## EXERCISE AIM
Of the lines below, count those containing the word "using". Reply with the number alone.

####

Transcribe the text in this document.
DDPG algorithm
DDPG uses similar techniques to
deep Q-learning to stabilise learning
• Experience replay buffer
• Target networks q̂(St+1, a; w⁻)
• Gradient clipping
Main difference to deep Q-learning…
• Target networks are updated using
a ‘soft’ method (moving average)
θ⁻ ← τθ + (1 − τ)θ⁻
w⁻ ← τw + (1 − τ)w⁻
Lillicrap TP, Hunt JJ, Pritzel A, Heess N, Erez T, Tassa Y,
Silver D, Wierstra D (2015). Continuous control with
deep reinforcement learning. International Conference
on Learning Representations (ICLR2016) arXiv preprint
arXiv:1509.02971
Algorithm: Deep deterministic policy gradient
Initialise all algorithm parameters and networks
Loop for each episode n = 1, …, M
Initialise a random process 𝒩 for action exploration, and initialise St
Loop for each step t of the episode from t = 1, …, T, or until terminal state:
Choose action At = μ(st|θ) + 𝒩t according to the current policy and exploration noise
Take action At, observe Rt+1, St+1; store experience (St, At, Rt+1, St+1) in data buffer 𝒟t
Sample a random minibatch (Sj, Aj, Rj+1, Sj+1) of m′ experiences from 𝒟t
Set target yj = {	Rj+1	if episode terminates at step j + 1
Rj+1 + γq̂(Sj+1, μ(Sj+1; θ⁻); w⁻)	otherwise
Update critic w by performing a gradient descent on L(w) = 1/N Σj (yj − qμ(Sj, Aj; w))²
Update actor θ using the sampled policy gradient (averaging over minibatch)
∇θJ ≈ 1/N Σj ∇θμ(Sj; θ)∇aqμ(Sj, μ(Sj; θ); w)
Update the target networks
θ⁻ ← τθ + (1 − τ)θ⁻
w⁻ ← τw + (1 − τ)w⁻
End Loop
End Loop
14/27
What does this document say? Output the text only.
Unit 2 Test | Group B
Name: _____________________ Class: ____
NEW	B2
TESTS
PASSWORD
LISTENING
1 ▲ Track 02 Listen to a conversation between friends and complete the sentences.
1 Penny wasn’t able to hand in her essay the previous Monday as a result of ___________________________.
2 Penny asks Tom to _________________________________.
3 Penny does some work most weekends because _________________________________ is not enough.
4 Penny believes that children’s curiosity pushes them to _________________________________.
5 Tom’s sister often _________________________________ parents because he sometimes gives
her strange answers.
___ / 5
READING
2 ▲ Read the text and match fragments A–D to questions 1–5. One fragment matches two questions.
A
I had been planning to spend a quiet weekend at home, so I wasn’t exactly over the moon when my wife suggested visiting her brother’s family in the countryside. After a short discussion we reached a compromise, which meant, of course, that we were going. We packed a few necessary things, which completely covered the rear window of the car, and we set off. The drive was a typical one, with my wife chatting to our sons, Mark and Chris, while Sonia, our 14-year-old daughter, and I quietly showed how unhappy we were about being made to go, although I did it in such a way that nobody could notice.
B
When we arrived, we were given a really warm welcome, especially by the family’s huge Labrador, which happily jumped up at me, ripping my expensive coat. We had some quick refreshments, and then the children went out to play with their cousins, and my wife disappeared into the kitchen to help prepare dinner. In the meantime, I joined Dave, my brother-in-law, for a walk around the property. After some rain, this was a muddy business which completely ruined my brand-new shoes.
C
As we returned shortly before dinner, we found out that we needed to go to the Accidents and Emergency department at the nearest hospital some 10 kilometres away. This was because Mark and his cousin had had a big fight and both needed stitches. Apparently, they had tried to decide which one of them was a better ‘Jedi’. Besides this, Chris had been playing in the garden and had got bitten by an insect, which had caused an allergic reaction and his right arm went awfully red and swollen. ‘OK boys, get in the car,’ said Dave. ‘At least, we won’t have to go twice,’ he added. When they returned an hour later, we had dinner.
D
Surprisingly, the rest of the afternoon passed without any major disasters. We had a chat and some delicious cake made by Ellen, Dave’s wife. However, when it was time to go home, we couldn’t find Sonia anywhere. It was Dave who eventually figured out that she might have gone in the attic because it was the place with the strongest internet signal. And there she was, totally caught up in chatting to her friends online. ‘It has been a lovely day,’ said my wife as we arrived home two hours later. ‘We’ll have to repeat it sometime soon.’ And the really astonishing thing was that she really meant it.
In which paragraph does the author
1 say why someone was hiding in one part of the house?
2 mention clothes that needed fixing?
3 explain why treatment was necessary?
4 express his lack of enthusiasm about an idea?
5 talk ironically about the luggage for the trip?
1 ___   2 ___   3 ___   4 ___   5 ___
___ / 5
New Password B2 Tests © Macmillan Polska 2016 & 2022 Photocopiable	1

####

## IN RESPONSE
2